Each line that holds the word "structure" counts once; report the total and nothing else.

* [Stored data]:
- - - - -

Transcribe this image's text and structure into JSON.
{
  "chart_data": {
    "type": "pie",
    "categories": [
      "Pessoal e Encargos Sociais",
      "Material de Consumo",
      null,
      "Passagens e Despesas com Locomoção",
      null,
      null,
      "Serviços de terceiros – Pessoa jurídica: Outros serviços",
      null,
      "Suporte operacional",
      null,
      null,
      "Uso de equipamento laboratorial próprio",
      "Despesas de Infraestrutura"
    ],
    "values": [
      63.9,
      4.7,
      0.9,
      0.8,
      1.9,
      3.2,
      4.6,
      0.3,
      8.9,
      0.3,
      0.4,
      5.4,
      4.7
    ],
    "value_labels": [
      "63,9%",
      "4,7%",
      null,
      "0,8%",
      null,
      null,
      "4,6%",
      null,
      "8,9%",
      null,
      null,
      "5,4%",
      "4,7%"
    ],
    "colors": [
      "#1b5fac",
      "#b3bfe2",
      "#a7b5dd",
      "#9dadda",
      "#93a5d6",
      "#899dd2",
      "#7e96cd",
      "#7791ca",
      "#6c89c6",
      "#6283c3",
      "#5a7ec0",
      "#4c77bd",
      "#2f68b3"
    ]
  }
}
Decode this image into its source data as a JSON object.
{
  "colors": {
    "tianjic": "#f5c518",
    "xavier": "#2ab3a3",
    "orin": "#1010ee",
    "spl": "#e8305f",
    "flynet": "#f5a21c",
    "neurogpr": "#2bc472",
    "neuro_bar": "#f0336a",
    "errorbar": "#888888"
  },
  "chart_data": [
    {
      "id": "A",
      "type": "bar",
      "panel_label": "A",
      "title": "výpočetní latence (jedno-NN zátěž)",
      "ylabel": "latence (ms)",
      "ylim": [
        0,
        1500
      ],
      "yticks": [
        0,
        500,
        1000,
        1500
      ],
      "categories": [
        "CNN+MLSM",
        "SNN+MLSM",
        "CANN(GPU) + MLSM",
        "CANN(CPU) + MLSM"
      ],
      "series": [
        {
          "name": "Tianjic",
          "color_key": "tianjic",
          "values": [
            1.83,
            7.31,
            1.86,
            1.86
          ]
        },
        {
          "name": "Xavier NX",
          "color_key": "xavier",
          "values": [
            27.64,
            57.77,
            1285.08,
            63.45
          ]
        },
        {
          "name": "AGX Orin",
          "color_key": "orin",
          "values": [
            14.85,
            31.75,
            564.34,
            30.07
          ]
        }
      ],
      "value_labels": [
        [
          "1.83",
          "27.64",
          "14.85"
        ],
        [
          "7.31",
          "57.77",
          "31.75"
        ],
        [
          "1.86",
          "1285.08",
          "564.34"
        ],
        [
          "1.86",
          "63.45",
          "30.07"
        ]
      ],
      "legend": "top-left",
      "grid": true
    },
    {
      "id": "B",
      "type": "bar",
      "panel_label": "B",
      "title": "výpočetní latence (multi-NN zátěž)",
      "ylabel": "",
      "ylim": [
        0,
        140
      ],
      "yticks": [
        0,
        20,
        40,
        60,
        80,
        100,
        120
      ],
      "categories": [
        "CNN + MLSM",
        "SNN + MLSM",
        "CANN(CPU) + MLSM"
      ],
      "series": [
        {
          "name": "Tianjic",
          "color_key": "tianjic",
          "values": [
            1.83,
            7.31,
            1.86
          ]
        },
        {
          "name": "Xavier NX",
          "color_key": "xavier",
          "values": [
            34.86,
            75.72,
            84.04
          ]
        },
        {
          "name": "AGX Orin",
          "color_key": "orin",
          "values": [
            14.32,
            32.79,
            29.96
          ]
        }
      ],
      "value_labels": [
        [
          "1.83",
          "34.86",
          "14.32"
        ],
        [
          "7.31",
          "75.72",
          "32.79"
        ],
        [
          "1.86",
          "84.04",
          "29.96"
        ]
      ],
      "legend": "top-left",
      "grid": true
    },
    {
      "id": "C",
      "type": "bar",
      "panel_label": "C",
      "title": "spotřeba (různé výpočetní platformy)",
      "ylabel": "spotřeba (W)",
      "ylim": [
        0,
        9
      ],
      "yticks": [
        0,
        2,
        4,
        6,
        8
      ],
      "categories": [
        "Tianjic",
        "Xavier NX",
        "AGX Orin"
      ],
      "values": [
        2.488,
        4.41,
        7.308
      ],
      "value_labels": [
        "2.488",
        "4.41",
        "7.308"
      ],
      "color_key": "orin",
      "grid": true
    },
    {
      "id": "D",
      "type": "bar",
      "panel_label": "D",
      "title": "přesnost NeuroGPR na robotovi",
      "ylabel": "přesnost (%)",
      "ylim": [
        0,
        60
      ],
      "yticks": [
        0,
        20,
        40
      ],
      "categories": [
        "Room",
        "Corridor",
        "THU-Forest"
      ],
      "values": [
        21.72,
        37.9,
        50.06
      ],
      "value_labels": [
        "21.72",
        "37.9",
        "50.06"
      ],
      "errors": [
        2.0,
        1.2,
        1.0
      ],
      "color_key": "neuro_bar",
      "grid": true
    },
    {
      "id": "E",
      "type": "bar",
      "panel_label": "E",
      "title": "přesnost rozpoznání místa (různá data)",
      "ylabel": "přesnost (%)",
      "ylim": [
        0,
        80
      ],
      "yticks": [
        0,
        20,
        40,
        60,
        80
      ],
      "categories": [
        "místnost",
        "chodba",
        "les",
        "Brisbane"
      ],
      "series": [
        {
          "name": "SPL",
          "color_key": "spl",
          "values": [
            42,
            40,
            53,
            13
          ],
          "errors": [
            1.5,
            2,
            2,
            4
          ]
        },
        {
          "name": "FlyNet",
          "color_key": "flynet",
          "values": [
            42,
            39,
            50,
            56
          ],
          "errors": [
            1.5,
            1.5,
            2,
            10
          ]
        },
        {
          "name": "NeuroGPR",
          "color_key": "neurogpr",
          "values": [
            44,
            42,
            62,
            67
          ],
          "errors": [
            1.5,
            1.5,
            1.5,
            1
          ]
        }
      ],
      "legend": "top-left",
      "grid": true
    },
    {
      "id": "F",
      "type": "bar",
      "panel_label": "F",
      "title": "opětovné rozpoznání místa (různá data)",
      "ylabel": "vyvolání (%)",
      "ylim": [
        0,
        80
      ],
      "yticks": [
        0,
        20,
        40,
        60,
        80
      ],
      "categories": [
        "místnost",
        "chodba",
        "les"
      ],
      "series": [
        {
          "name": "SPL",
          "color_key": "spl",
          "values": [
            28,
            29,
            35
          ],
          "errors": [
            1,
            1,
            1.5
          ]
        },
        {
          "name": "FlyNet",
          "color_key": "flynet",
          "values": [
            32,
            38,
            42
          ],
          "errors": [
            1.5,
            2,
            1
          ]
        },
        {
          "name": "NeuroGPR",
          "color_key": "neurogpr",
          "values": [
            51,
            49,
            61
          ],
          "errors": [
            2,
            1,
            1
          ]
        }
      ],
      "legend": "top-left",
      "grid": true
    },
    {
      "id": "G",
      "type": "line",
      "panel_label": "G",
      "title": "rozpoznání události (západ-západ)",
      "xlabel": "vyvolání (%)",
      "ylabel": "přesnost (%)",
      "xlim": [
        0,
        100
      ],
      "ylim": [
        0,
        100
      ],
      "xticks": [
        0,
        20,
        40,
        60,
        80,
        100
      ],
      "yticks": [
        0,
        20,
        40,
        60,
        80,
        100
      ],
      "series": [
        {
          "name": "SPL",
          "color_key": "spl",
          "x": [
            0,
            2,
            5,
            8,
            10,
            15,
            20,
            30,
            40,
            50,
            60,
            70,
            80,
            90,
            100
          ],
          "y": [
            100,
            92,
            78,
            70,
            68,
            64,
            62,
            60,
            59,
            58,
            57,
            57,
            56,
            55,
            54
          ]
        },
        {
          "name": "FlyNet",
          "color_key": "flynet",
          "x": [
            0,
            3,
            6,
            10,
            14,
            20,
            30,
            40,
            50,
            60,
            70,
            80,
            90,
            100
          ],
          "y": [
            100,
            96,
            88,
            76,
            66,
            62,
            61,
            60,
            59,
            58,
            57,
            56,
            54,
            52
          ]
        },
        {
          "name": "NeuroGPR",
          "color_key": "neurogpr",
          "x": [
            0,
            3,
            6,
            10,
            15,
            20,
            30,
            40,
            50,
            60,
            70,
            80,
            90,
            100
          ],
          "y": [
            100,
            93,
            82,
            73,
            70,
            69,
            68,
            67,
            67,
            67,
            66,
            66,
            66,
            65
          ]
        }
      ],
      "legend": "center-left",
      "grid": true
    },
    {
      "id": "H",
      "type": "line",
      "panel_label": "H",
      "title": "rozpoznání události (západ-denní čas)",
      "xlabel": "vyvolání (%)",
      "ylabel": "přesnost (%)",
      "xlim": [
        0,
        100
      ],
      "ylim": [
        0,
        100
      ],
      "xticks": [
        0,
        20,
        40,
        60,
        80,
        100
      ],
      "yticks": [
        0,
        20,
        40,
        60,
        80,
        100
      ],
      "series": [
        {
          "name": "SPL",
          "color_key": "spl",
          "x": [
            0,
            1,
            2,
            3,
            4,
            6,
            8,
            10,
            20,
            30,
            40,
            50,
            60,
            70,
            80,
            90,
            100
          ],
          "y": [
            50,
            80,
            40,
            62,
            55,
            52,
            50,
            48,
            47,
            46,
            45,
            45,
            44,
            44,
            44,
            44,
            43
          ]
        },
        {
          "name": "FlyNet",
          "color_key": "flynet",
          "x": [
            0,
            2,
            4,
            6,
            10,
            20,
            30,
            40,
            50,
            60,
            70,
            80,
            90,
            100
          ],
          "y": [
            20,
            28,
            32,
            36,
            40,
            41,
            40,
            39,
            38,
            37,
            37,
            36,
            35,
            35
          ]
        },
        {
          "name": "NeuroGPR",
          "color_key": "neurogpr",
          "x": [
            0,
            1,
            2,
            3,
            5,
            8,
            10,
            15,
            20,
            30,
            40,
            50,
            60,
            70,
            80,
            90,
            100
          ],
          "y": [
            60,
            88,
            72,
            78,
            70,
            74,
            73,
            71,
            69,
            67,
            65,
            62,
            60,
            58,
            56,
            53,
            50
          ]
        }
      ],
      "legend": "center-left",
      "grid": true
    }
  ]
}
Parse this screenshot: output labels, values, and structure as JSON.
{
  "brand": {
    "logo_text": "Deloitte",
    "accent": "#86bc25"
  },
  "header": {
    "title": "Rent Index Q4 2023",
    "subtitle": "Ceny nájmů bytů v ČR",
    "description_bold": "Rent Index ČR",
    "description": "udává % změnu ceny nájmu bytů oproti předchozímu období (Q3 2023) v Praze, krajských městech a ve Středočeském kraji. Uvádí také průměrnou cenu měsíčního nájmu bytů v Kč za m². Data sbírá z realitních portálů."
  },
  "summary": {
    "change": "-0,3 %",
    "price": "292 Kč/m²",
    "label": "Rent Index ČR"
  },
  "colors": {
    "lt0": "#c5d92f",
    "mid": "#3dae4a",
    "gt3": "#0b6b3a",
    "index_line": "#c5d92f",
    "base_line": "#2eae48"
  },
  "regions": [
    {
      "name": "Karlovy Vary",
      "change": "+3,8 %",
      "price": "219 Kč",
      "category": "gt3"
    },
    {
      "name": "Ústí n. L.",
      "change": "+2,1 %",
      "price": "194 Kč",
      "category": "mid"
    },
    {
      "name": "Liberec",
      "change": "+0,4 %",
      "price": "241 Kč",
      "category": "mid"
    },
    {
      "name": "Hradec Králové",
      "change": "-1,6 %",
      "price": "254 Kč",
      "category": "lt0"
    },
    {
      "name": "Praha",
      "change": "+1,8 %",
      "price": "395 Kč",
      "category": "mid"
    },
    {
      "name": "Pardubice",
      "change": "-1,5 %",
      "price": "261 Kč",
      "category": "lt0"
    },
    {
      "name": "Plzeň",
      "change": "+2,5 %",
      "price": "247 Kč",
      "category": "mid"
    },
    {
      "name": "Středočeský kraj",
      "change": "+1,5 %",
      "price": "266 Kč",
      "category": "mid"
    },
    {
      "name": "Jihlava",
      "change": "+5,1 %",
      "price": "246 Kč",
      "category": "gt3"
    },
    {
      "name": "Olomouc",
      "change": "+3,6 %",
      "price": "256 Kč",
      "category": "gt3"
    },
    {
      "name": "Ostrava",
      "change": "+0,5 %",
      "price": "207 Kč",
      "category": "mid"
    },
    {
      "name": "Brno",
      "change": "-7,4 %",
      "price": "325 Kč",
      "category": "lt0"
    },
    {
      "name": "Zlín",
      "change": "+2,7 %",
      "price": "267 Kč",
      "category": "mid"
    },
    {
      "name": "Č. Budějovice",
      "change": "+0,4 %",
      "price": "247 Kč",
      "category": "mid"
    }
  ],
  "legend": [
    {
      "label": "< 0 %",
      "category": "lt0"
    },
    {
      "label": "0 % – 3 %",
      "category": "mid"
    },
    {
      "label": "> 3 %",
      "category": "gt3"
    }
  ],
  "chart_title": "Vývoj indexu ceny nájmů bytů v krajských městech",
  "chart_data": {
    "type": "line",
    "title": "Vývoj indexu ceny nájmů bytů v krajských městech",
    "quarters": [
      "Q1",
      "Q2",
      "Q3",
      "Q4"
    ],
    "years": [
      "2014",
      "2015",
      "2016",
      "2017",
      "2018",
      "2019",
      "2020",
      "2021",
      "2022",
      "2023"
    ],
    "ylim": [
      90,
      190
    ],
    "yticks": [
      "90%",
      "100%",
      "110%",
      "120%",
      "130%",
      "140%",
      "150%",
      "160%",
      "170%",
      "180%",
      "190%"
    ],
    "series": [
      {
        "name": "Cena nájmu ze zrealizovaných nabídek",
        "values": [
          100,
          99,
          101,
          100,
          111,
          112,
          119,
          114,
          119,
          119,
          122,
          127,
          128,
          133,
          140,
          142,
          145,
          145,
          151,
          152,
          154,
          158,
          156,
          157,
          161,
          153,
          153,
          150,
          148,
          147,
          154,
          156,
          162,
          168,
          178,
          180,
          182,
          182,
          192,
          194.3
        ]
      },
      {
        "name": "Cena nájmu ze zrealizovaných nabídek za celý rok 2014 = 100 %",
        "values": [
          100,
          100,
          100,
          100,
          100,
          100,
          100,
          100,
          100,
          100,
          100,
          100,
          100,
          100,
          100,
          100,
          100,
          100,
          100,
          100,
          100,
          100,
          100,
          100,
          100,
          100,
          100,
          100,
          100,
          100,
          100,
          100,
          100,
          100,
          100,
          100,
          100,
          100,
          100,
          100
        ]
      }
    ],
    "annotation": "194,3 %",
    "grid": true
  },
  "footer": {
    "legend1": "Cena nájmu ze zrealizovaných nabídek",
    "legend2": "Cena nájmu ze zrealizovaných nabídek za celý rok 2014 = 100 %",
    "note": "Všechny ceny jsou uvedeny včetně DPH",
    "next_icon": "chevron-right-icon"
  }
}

- - - - -

* [Reply]:
2